** start of ENTRIES SHOWN **

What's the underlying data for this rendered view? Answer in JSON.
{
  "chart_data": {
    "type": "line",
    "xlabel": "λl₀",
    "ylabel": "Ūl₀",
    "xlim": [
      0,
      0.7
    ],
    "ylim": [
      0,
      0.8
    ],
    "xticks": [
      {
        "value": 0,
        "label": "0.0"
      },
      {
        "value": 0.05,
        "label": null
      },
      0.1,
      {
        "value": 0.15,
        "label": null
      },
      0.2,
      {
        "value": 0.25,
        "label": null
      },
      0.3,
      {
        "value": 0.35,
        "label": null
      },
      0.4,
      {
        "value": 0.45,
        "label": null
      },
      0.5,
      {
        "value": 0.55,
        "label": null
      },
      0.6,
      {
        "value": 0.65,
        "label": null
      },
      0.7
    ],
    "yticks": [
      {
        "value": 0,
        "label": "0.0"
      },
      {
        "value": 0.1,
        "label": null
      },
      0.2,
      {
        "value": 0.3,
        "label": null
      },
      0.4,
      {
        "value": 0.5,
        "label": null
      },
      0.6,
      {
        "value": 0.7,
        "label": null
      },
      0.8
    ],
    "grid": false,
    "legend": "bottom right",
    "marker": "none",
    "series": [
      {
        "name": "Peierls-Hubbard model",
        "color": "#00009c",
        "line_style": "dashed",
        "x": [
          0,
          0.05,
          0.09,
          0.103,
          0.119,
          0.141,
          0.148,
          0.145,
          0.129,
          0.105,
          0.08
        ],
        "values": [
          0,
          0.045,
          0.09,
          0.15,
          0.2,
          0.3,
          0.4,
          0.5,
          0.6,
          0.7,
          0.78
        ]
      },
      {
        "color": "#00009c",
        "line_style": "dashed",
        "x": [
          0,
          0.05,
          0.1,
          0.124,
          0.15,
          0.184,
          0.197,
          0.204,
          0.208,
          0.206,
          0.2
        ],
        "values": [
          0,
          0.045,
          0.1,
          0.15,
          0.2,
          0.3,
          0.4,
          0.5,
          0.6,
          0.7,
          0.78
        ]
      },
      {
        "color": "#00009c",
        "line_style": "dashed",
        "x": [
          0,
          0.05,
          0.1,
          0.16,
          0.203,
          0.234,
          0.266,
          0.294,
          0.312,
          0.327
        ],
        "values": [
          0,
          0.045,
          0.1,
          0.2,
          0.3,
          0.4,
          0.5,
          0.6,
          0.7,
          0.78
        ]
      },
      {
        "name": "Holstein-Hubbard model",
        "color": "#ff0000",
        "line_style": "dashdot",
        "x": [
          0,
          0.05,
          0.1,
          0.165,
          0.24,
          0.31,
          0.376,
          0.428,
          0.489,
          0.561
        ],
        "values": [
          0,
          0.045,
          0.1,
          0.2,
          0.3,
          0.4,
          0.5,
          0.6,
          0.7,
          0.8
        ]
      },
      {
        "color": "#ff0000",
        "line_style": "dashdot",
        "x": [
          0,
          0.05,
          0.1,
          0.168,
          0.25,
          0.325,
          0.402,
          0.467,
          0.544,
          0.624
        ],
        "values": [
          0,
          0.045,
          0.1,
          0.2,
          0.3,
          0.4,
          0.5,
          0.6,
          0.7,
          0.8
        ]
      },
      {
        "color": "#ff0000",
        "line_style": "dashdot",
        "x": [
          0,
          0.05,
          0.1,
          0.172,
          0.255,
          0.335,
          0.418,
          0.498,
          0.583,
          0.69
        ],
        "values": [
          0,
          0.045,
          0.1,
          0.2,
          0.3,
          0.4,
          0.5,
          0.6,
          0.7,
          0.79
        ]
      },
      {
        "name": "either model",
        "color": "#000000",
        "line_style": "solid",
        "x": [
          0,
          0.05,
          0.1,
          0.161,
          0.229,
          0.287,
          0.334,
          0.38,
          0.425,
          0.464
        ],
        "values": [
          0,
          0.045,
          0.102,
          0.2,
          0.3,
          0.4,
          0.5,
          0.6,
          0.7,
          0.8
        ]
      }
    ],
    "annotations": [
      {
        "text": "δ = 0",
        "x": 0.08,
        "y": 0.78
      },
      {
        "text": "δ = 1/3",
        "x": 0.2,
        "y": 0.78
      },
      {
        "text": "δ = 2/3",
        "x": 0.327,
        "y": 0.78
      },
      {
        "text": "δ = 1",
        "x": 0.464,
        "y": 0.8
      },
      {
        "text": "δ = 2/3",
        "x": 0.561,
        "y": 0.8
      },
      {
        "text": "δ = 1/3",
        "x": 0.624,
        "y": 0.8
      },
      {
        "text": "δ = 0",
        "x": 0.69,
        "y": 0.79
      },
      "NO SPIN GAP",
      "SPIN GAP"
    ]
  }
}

** end of ENTRIES SHOWN **

# TASK OBJECTIVE:
Give back each line above precisely as it stands.

# THE OUTPUT:
What's the underlying data for this rendered view? Answer in JSON.
{
  "chart_data": {
    "type": "line",
    "xlabel": "λl₀",
    "ylabel": "Ūl₀",
    "xlim": [
      0,
      0.7
    ],
    "ylim": [
      0,
      0.8
    ],
    "xticks": [
      {
        "value": 0,
        "label": "0.0"
      },
      {
        "value": 0.05,
        "label": null
      },
      0.1,
      {
        "value": 0.15,
        "label": null
      },
      0.2,
      {
        "value": 0.25,
        "label": null
      },
      0.3,
      {
        "value": 0.35,
        "label": null
      },
      0.4,
      {
        "value": 0.45,
        "label": null
      },
      0.5,
      {
        "value": 0.55,
        "label": null
      },
      0.6,
      {
        "value": 0.65,
        "label": null
      },
      0.7
    ],
    "yticks": [
      {
        "value": 0,
        "label": "0.0"
      },
      {
        "value": 0.1,
        "label": null
      },
      0.2,
      {
        "value": 0.3,
        "label": null
      },
      0.4,
      {
        "value": 0.5,
        "label": null
      },
      0.6,
      {
        "value": 0.7,
        "label": null
      },
      0.8
    ],
    "grid": false,
    "legend": "bottom right",
    "marker": "none",
    "series": [
      {
        "name": "Peierls-Hubbard model",
        "color": "#00009c",
        "line_style": "dashed",
        "x": [
          0,
          0.05,
          0.09,
          0.103,
          0.119,
          0.141,
          0.148,
          0.145,
          0.129,
          0.105,
          0.08
        ],
        "values": [
          0,
          0.045,
          0.09,
          0.15,
          0.2,
          0.3,
          0.4,
          0.5,
          0.6,
          0.7,
          0.78
        ]
      },
      {
        "color": "#00009c",
        "line_style": "dashed",
        "x": [
          0,
          0.05,
          0.1,
          0.124,
          0.15,
          0.184,
          0.197,
          0.204,
          0.208,
          0.206,
          0.2
        ],
        "values": [
          0,
          0.045,
          0.1,
          0.15,
          0.2,
          0.3,
          0.4,
          0.5,
          0.6,
          0.7,
          0.78
        ]
      },
      {
        "color": "#00009c",
        "line_style": "dashed",
        "x": [
          0,
          0.05,
          0.1,
          0.16,
          0.203,
          0.234,
          0.266,
          0.294,
          0.312,
          0.327
        ],
        "values": [
          0,
          0.045,
          0.1,
          0.2,
          0.3,
          0.4,
          0.5,
          0.6,
          0.7,
          0.78
        ]
      },
      {
        "name": "Holstein-Hubbard model",
        "color": "#ff0000",
        "line_style": "dashdot",
        "x": [
          0,
          0.05,
          0.1,
          0.165,
          0.24,
          0.31,
          0.376,
          0.428,
          0.489,
          0.561
        ],
        "values": [
          0,
          0.045,
          0.1,
          0.2,
          0.3,
          0.4,
          0.5,
          0.6,
          0.7,
          0.8
        ]
      },
      {
        "color": "#ff0000",
        "line_style": "dashdot",
        "x": [
          0,
          0.05,
          0.1,
          0.168,
          0.25,
          0.325,
          0.402,
          0.467,
          0.544,
          0.624
        ],
        "values": [
          0,
          0.045,
          0.1,
          0.2,
          0.3,
          0.4,
          0.5,
          0.6,
          0.7,
          0.8
        ]
      },
      {
        "color": "#ff0000",
        "line_style": "dashdot",
        "x": [
          0,
          0.05,
          0.1,
          0.172,
          0.255,
          0.335,
          0.418,
          0.498,
          0.583,
          0.69
        ],
        "values": [
          0,
          0.045,
          0.1,
          0.2,
          0.3,
          0.4,
          0.5,
          0.6,
          0.7,
          0.79
        ]
      },
      {
        "name": "either model",
        "color": "#000000",
        "line_style": "solid",
        "x": [
          0,
          0.05,
          0.1,
          0.161,
          0.229,
          0.287,
          0.334,
          0.38,
          0.425,
          0.464
        ],
        "values": [
          0,
          0.045,
          0.102,
          0.2,
          0.3,
          0.4,
          0.5,
          0.6,
          0.7,
          0.8
        ]
      }
    ],
    "annotations": [
      {
        "text": "δ = 0",
        "x": 0.08,
        "y": 0.78
      },
      {
        "text": "δ = 1/3",
        "x": 0.2,
        "y": 0.78
      },
      {
        "text": "δ = 2/3",
        "x": 0.327,
        "y": 0.78
      },
      {
        "text": "δ = 1",
        "x": 0.464,
        "y": 0.8
      },
      {
        "text": "δ = 2/3",
        "x": 0.561,
        "y": 0.8
      },
      {
        "text": "δ = 1/3",
        "x": 0.624,
        "y": 0.8
      },
      {
        "text": "δ = 0",
        "x": 0.69,
        "y": 0.79
      },
      "NO SPIN GAP",
      "SPIN GAP"
    ]
  }
}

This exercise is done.